== Data excerpts ==

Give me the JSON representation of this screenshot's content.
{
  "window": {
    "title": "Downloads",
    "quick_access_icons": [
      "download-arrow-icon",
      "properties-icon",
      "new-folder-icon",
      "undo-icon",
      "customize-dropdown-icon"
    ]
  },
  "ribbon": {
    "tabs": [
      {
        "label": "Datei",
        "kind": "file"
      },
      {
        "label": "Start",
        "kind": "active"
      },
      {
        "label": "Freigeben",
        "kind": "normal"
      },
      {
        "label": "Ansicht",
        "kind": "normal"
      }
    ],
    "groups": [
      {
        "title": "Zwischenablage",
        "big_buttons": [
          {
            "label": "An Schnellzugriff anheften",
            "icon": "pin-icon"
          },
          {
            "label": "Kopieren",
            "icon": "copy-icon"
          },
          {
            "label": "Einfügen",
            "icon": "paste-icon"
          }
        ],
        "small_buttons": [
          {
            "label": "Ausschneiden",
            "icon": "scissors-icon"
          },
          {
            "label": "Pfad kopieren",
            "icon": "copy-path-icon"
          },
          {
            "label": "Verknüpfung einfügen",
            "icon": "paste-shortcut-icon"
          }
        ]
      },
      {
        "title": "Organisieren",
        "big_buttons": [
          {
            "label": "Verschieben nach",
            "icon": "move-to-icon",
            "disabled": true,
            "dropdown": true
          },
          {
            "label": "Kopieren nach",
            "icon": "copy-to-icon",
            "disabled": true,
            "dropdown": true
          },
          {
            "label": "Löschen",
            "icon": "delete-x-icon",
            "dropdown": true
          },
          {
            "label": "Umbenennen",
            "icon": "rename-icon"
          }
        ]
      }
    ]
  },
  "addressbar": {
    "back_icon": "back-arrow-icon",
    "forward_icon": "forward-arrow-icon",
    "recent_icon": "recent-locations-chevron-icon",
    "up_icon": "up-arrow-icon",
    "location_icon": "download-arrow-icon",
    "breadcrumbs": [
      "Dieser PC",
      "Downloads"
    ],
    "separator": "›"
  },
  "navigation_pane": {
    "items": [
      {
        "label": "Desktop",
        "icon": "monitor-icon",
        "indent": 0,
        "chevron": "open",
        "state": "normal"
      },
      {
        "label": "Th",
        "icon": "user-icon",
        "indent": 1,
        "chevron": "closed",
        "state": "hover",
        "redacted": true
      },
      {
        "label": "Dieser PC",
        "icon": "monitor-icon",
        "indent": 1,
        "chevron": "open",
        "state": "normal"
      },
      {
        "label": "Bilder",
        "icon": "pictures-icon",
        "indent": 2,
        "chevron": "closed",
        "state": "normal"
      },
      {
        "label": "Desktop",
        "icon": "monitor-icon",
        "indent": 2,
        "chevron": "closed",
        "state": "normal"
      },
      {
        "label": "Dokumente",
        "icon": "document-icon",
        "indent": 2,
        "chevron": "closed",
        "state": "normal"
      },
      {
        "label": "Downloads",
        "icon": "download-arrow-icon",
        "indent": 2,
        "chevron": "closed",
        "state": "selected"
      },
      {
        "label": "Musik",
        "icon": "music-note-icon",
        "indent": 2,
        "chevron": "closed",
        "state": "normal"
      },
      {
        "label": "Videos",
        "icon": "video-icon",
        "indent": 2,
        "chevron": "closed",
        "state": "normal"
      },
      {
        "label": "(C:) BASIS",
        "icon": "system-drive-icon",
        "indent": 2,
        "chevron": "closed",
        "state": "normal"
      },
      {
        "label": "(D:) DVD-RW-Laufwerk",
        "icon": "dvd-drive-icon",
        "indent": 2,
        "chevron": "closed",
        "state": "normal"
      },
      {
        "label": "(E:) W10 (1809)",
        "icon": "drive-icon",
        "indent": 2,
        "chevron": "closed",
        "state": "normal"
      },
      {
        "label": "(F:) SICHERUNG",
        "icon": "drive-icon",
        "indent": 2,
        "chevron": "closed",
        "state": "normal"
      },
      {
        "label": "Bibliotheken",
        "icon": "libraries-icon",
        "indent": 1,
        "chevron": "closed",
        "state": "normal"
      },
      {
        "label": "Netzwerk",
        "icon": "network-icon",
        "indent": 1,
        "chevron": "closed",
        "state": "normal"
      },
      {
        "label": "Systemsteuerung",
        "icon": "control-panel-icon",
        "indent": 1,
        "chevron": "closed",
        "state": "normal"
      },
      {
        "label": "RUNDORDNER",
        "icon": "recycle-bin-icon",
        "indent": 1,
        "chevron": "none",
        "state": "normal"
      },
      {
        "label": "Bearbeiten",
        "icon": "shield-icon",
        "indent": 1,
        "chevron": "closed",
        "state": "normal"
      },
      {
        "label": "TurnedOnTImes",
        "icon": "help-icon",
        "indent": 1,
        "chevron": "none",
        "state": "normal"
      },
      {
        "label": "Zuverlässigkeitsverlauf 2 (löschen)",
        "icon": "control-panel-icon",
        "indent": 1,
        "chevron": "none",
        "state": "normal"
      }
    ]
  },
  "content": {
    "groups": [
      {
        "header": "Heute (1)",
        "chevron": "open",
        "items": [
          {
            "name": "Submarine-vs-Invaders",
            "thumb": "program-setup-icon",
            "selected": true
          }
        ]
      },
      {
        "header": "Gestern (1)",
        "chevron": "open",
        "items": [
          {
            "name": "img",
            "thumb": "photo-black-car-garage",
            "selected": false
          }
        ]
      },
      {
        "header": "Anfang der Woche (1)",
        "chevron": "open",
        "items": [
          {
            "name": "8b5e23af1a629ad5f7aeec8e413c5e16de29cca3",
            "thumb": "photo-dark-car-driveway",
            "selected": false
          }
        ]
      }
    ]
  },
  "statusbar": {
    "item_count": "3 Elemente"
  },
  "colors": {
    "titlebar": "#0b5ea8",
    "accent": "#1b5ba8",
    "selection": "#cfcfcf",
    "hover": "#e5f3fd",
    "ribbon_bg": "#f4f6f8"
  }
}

== What you need to do ==
Above are the records; retype every one exactly.

== Solution ==
Give me the JSON representation of this screenshot's content.
{
  "window": {
    "title": "Downloads",
    "quick_access_icons": [
      "download-arrow-icon",
      "properties-icon",
      "new-folder-icon",
      "undo-icon",
      "customize-dropdown-icon"
    ]
  },
  "ribbon": {
    "tabs": [
      {
        "label": "Datei",
        "kind": "file"
      },
      {
        "label": "Start",
        "kind": "active"
      },
      {
        "label": "Freigeben",
        "kind": "normal"
      },
      {
        "label": "Ansicht",
        "kind": "normal"
      }
    ],
    "groups": [
      {
        "title": "Zwischenablage",
        "big_buttons": [
          {
            "label": "An Schnellzugriff anheften",
            "icon": "pin-icon"
          },
          {
            "label": "Kopieren",
            "icon": "copy-icon"
          },
          {
            "label": "Einfügen",
            "icon": "paste-icon"
          }
        ],
        "small_buttons": [
          {
            "label": "Ausschneiden",
            "icon": "scissors-icon"
          },
          {
            "label": "Pfad kopieren",
            "icon": "copy-path-icon"
          },
          {
            "label": "Verknüpfung einfügen",
            "icon": "paste-shortcut-icon"
          }
        ]
      },
      {
        "title": "Organisieren",
        "big_buttons": [
          {
            "label": "Verschieben nach",
            "icon": "move-to-icon",
            "disabled": true,
            "dropdown": true
          },
          {
            "label": "Kopieren nach",
            "icon": "copy-to-icon",
            "disabled": true,
            "dropdown": true
          },
          {
            "label": "Löschen",
            "icon": "delete-x-icon",
            "dropdown": true
          },
          {
            "label": "Umbenennen",
            "icon": "rename-icon"
          }
        ]
      }
    ]
  },
  "addressbar": {
    "back_icon": "back-arrow-icon",
    "forward_icon": "forward-arrow-icon",
    "recent_icon": "recent-locations-chevron-icon",
    "up_icon": "up-arrow-icon",
    "location_icon": "download-arrow-icon",
    "breadcrumbs": [
      "Dieser PC",
      "Downloads"
    ],
    "separator": "›"
  },
  "navigation_pane": {
    "items": [
      {
        "label": "Desktop",
        "icon": "monitor-icon",
        "indent": 0,
        "chevron": "open",
        "state": "normal"
      },
      {
        "label": "Th",
        "icon": "user-icon",
        "indent": 1,
        "chevron": "closed",
        "state": "hover",
        "redacted": true
      },
      {
        "label": "Dieser PC",
        "icon": "monitor-icon",
        "indent": 1,
        "chevron": "open",
        "state": "normal"
      },
      {
        "label": "Bilder",
        "icon": "pictures-icon",
        "indent": 2,
        "chevron": "closed",
        "state": "normal"
      },
      {
        "label": "Desktop",
        "icon": "monitor-icon",
        "indent": 2,
        "chevron": "closed",
        "state": "normal"
      },
      {
        "label": "Dokumente",
        "icon": "document-icon",
        "indent": 2,
        "chevron": "closed",
        "state": "normal"
      },
      {
        "label": "Downloads",
        "icon": "download-arrow-icon",
        "indent": 2,
        "chevron": "closed",
        "state": "selected"
      },
      {
        "label": "Musik",
        "icon": "music-note-icon",
        "indent": 2,
        "chevron": "closed",
        "state": "normal"
      },
      {
        "label": "Videos",
        "icon": "video-icon",
        "indent": 2,
        "chevron": "closed",
        "state": "normal"
      },
      {
        "label": "(C:) BASIS",
        "icon": "system-drive-icon",
        "indent": 2,
        "chevron": "closed",
        "state": "normal"
      },
      {
        "label": "(D:) DVD-RW-Laufwerk",
        "icon": "dvd-drive-icon",
        "indent": 2,
        "chevron": "closed",
        "state": "normal"
      },
      {
        "label": "(E:) W10 (1809)",
        "icon": "drive-icon",
        "indent": 2,
        "chevron": "closed",
        "state": "normal"
      },
      {
        "label": "(F:) SICHERUNG",
        "icon": "drive-icon",
        "indent": 2,
        "chevron": "closed",
        "state": "normal"
      },
      {
        "label": "Bibliotheken",
        "icon": "libraries-icon",
        "indent": 1,
        "chevron": "closed",
        "state": "normal"
      },
      {
        "label": "Netzwerk",
        "icon": "network-icon",
        "indent": 1,
        "chevron": "closed",
        "state": "normal"
      },
      {
        "label": "Systemsteuerung",
        "icon": "control-panel-icon",
        "indent": 1,
        "chevron": "closed",
        "state": "normal"
      },
      {
        "label": "RUNDORDNER",
        "icon": "recycle-bin-icon",
        "indent": 1,
        "chevron": "none",
        "state": "normal"
      },
      {
        "label": "Bearbeiten",
        "icon": "shield-icon",
        "indent": 1,
        "chevron": "closed",
        "state": "normal"
      },
      {
        "label": "TurnedOnTImes",
        "icon": "help-icon",
        "indent": 1,
        "chevron": "none",
        "state": "normal"
      },
      {
        "label": "Zuverlässigkeitsverlauf 2 (löschen)",
        "icon": "control-panel-icon",
        "indent": 1,
        "chevron": "none",
        "state": "normal"
      }
    ]
  },
  "content": {
    "groups": [
      {
        "header": "Heute (1)",
        "chevron": "open",
        "items": [
          {
            "name": "Submarine-vs-Invaders",
            "thumb": "program-setup-icon",
            "selected": true
          }
        ]
      },
      {
        "header": "Gestern (1)",
        "chevron": "open",
        "items": [
          {
            "name": "img",
            "thumb": "photo-black-car-garage",
            "selected": false
          }
        ]
      },
      {
        "header": "Anfang der Woche (1)",
        "chevron": "open",
        "items": [
          {
            "name": "8b5e23af1a629ad5f7aeec8e413c5e16de29cca3",
            "thumb": "photo-dark-car-driveway",
            "selected": false
          }
        ]
      }
    ]
  },
  "statusbar": {
    "item_count": "3 Elemente"
  },
  "colors": {
    "titlebar": "#0b5ea8",
    "accent": "#1b5ba8",
    "selection": "#cfcfcf",
    "hover": "#e5f3fd",
    "ribbon_bg": "#f4f6f8"
  }
}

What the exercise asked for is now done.